• Exercise materials:
-*-*-

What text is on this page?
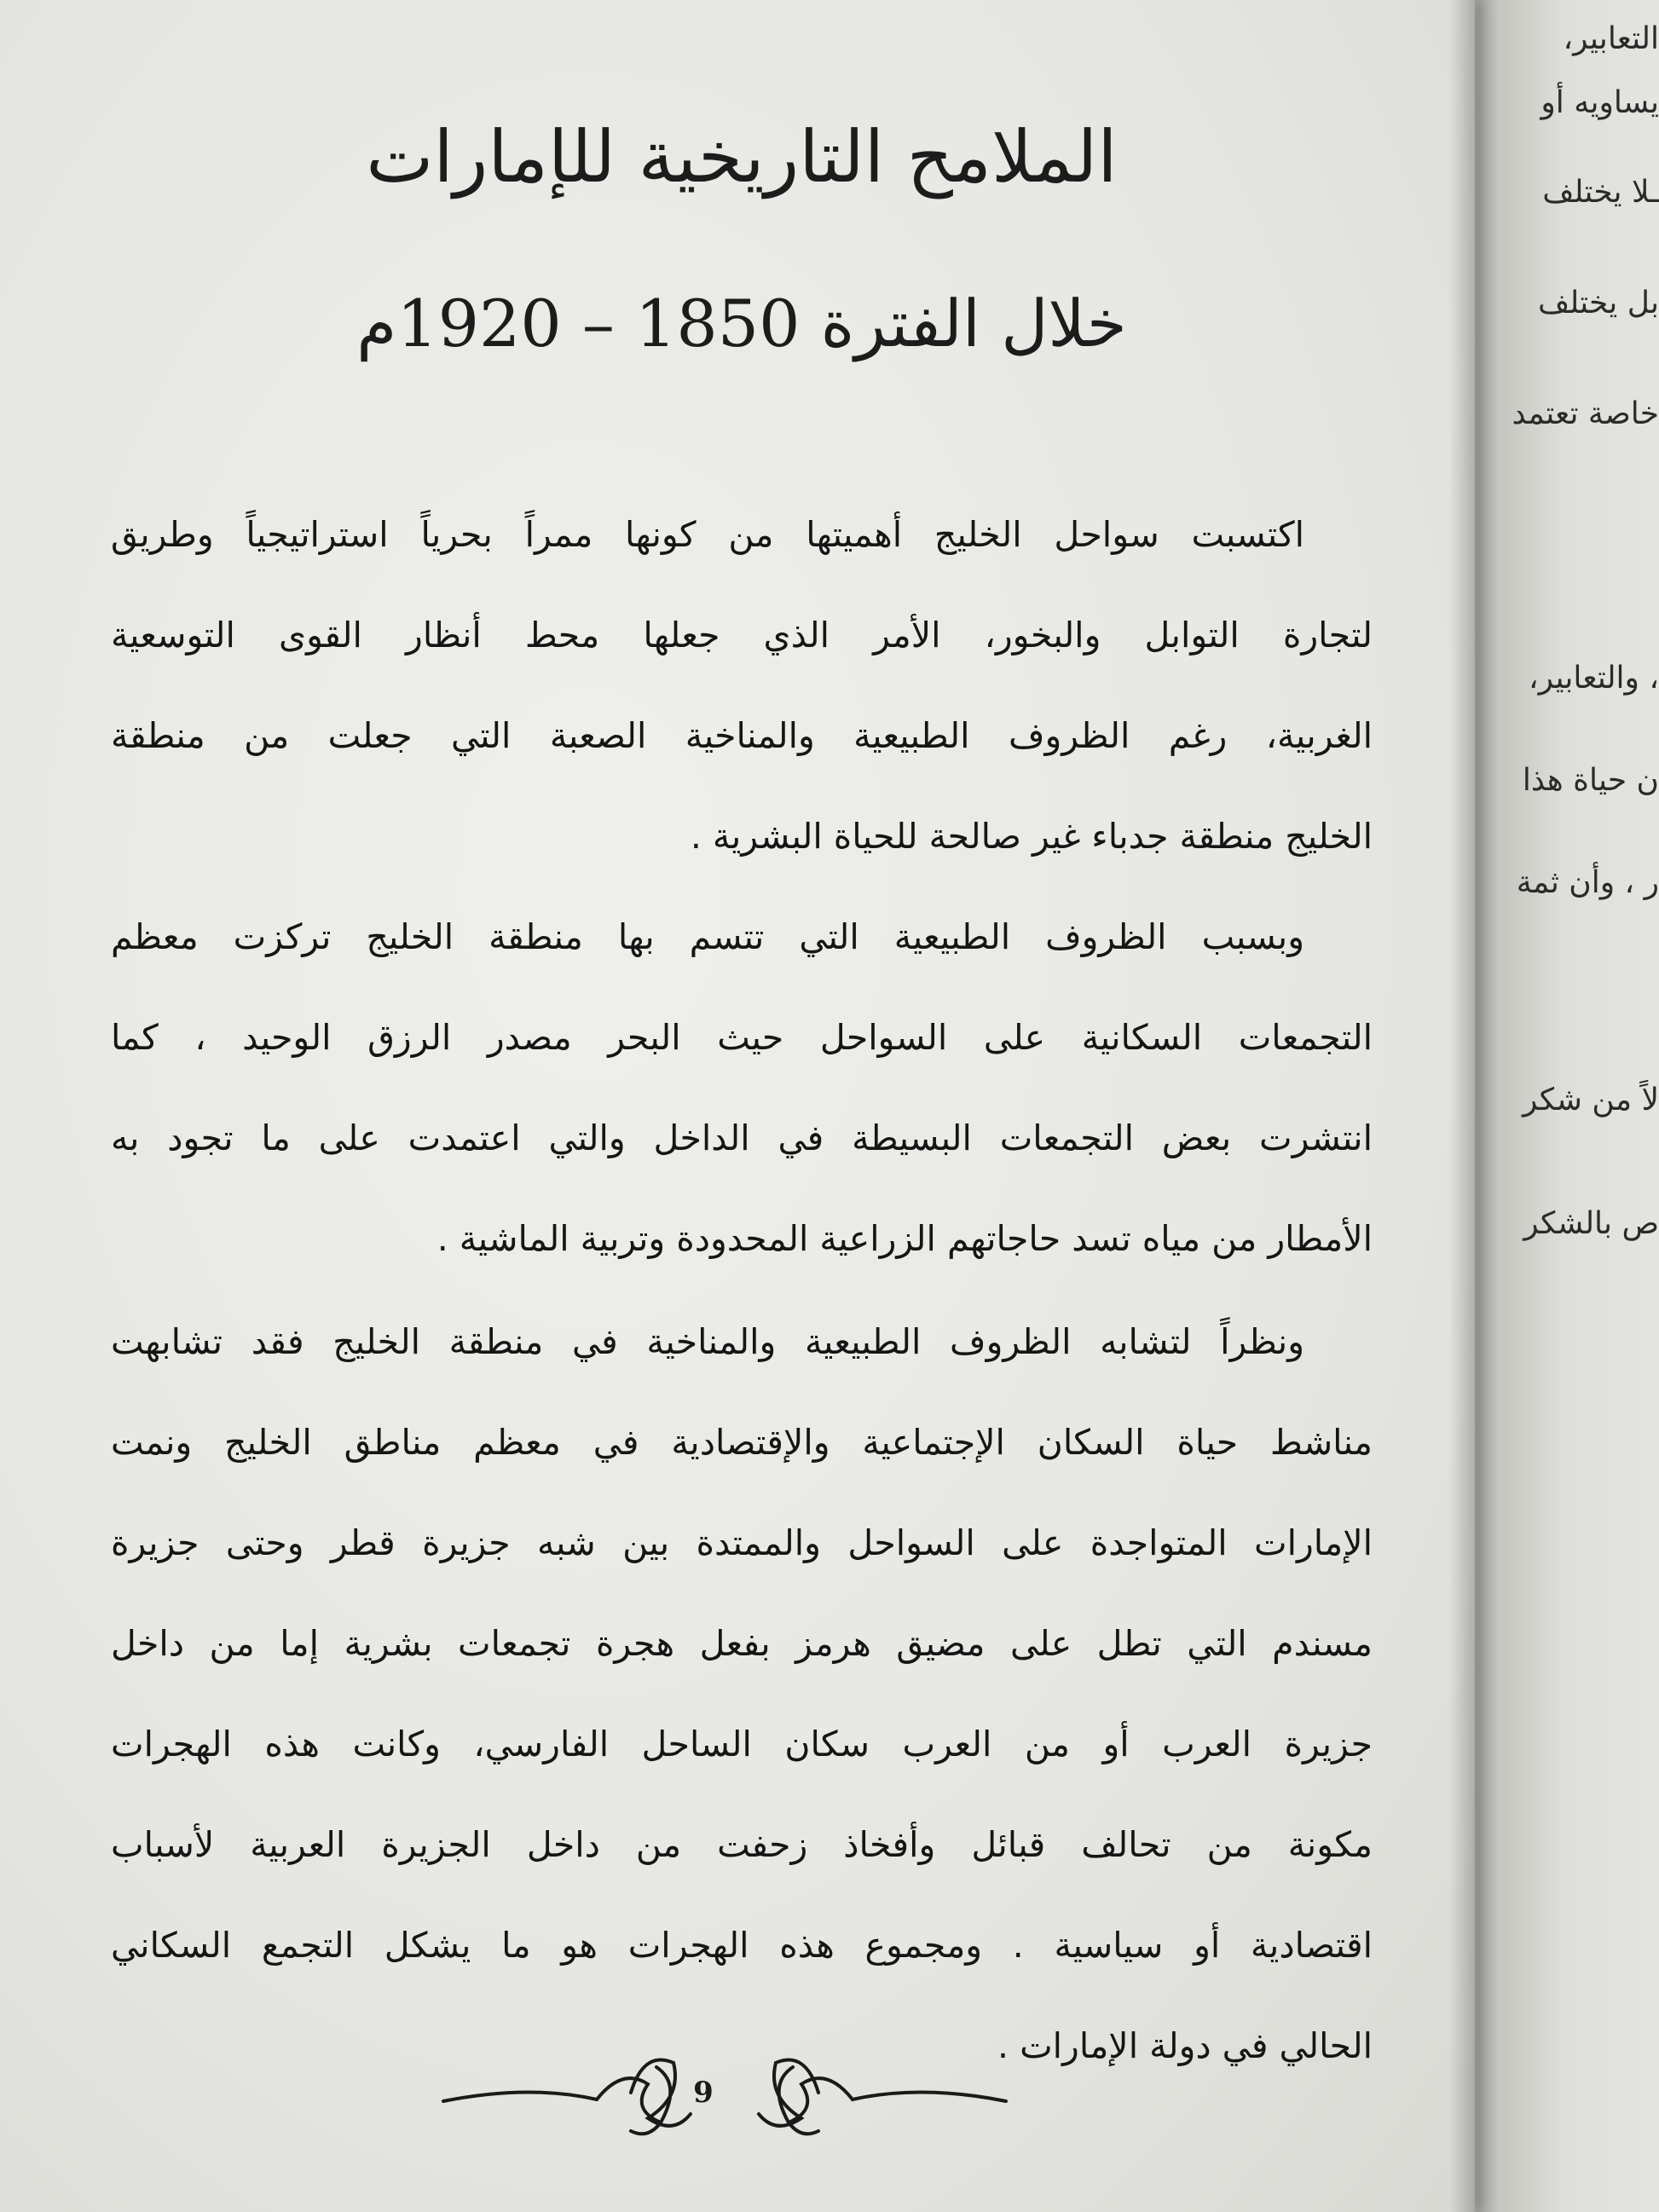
الملامح التاريخية للإمارات
خلال الفترة 1850 – 1920م
اكتسبت سواحل الخليج أهميتها من كونها ممراً بحرياً استراتيجياً وطريق
لتجارة التوابل والبخور، الأمر الذي جعلها محط أنظار القوى التوسعية
الغربية، رغم الظروف الطبيعية والمناخية الصعبة التي جعلت من منطقة
الخليج منطقة جدباء غير صالحة للحياة البشرية .
وبسبب الظروف الطبيعية التي تتسم بها منطقة الخليج تركزت معظم
التجمعات السكانية على السواحل حيث البحر مصدر الرزق الوحيد ، كما
انتشرت بعض التجمعات البسيطة في الداخل والتي اعتمدت على ما تجود به
الأمطار من مياه تسد حاجاتهم الزراعية المحدودة وتربية الماشية .
ونظراً لتشابه الظروف الطبيعية والمناخية في منطقة الخليج فقد تشابهت
مناشط حياة السكان الإجتماعية والإقتصادية في معظم مناطق الخليج ونمت
الإمارات المتواجدة على السواحل والممتدة بين شبه جزيرة قطر وحتى جزيرة
مسندم التي تطل على مضيق هرمز بفعل هجرة تجمعات بشرية إما من داخل
جزيرة العرب أو من العرب سكان الساحل الفارسي، وكانت هذه الهجرات
مكونة من تحالف قبائل وأفخاذ زحفت من داخل الجزيرة العربية لأسباب
اقتصادية أو سياسية . ومجموع هذه الهجرات هو ما يشكل التجمع السكاني
الحالي في دولة الإمارات .
9
التعابير،
يساويه أو
ـلا يختلف
بل يختلف
خاصة تعتمد
، والتعابير،
ن حياة هذا
ر ، وأن ثمة
لاً من شكر
ص بالشكر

-*-*-

• Aim:
Leave the pictures out and reproduce all of the records exactly.

• The reply:
What text is on this page?
الملامح التاريخية للإمارات
خلال الفترة 1850 – 1920م
اكتسبت سواحل الخليج أهميتها من كونها ممراً بحرياً استراتيجياً وطريق
لتجارة التوابل والبخور، الأمر الذي جعلها محط أنظار القوى التوسعية
الغربية، رغم الظروف الطبيعية والمناخية الصعبة التي جعلت من منطقة
الخليج منطقة جدباء غير صالحة للحياة البشرية .
وبسبب الظروف الطبيعية التي تتسم بها منطقة الخليج تركزت معظم
التجمعات السكانية على السواحل حيث البحر مصدر الرزق الوحيد ، كما
انتشرت بعض التجمعات البسيطة في الداخل والتي اعتمدت على ما تجود به
الأمطار من مياه تسد حاجاتهم الزراعية المحدودة وتربية الماشية .
ونظراً لتشابه الظروف الطبيعية والمناخية في منطقة الخليج فقد تشابهت
مناشط حياة السكان الإجتماعية والإقتصادية في معظم مناطق الخليج ونمت
الإمارات المتواجدة على السواحل والممتدة بين شبه جزيرة قطر وحتى جزيرة
مسندم التي تطل على مضيق هرمز بفعل هجرة تجمعات بشرية إما من داخل
جزيرة العرب أو من العرب سكان الساحل الفارسي، وكانت هذه الهجرات
مكونة من تحالف قبائل وأفخاذ زحفت من داخل الجزيرة العربية لأسباب
اقتصادية أو سياسية . ومجموع هذه الهجرات هو ما يشكل التجمع السكاني
الحالي في دولة الإمارات .
9
التعابير،
يساويه أو
ـلا يختلف
بل يختلف
خاصة تعتمد
، والتعابير،
ن حياة هذا
ر ، وأن ثمة
لاً من شكر
ص بالشكر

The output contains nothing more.